What is being asked:
Transcribe the records below verbatim, from the line containing "key-exchange-icon bbox=[132, 660, 232, 686]" through the line containing "row-title: E2E Encryption enabled", inclusive.
# Material for the task start
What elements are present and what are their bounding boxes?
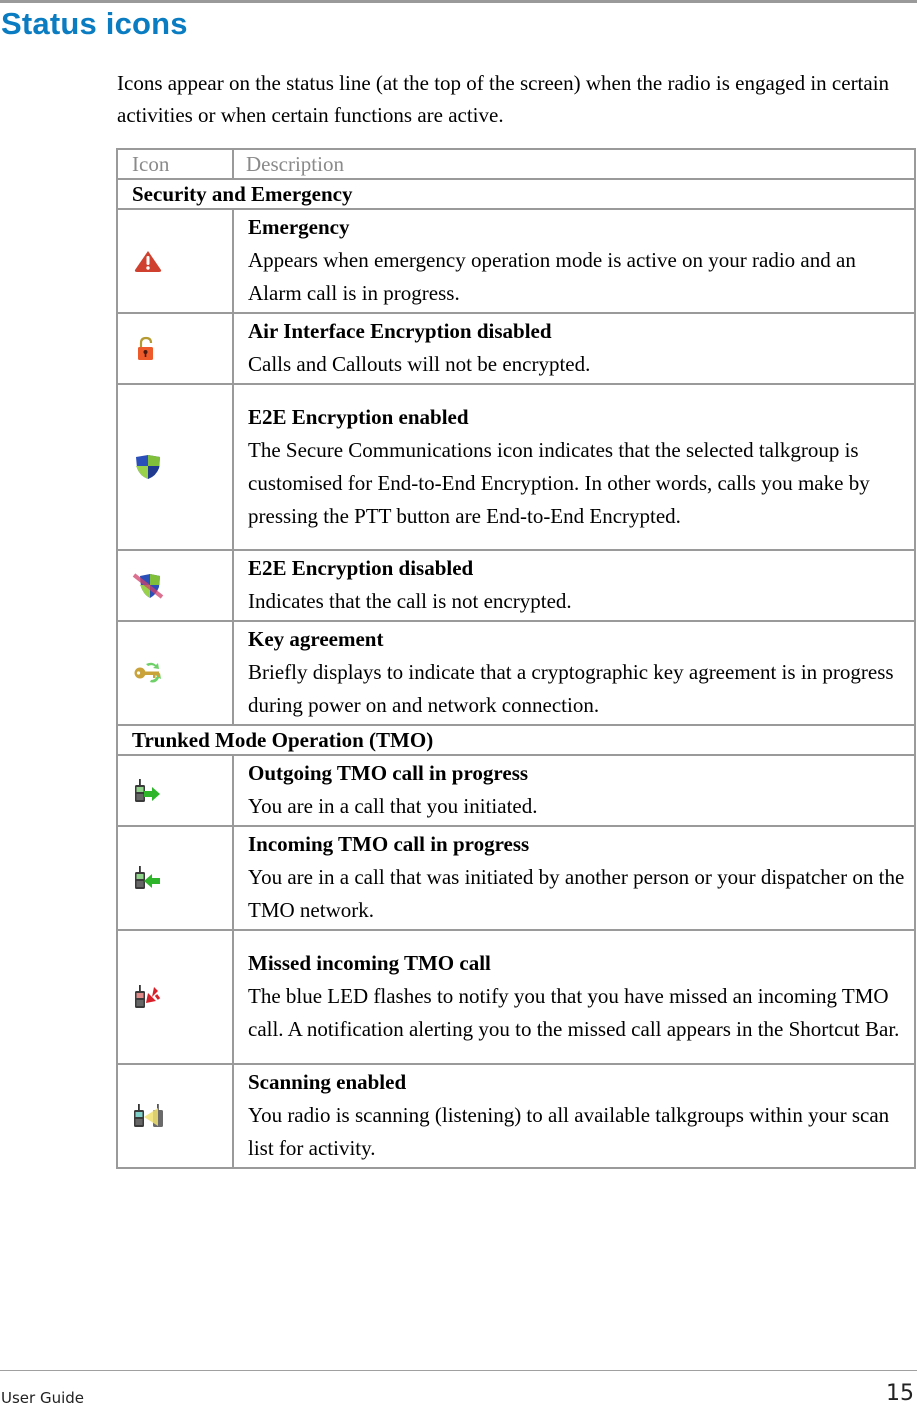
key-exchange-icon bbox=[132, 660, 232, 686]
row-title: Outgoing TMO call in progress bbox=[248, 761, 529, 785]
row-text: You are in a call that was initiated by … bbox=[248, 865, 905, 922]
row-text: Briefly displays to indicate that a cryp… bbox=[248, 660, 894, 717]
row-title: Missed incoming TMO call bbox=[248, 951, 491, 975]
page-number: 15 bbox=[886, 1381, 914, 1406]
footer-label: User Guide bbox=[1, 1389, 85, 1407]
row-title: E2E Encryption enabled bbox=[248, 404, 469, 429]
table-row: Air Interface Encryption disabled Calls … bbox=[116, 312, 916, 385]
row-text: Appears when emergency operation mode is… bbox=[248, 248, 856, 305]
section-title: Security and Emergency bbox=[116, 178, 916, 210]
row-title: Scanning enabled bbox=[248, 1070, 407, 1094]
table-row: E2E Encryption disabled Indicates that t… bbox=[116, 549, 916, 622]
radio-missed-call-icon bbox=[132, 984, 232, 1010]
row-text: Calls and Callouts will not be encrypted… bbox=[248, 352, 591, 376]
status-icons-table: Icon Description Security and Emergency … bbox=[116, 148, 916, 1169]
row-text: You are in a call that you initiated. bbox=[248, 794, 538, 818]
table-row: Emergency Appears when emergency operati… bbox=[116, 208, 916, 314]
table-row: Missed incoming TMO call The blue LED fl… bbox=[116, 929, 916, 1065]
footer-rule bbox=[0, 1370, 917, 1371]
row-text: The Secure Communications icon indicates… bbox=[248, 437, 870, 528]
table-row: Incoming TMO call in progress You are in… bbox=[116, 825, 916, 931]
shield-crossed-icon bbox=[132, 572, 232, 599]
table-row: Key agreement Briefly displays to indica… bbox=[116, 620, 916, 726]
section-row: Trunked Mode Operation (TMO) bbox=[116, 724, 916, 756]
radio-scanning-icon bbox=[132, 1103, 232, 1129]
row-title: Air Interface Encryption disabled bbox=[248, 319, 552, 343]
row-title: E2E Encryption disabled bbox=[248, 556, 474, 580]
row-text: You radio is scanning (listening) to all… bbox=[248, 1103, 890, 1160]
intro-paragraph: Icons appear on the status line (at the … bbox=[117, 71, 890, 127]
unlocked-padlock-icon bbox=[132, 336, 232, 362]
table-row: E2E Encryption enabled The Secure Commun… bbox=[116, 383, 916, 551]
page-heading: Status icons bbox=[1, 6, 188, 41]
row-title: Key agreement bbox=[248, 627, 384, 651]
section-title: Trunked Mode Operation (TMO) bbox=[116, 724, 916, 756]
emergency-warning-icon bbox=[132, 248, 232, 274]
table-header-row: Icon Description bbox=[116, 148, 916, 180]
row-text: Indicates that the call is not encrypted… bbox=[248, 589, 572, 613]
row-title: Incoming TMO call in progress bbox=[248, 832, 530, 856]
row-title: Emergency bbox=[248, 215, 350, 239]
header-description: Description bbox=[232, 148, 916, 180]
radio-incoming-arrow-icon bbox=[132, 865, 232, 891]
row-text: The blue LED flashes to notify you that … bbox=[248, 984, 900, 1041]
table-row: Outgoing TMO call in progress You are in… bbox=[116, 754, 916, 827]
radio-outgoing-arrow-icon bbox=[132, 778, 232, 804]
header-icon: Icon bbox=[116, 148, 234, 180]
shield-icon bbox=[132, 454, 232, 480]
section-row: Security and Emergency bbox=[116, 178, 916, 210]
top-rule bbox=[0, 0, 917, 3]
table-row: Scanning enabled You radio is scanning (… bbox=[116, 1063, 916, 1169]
# Material for the task end
Worked answer:
key-exchange-icon bbox=[132, 660, 232, 686]
row-title: Outgoing TMO call in progress bbox=[248, 761, 529, 785]
row-text: You are in a call that was initiated by … bbox=[248, 865, 905, 922]
row-text: Briefly displays to indicate that a cryp… bbox=[248, 660, 894, 717]
row-title: Missed incoming TMO call bbox=[248, 951, 491, 975]
page-number: 15 bbox=[886, 1381, 914, 1406]
footer-label: User Guide bbox=[1, 1389, 85, 1407]
row-title: E2E Encryption enabled bbox=[248, 404, 469, 429]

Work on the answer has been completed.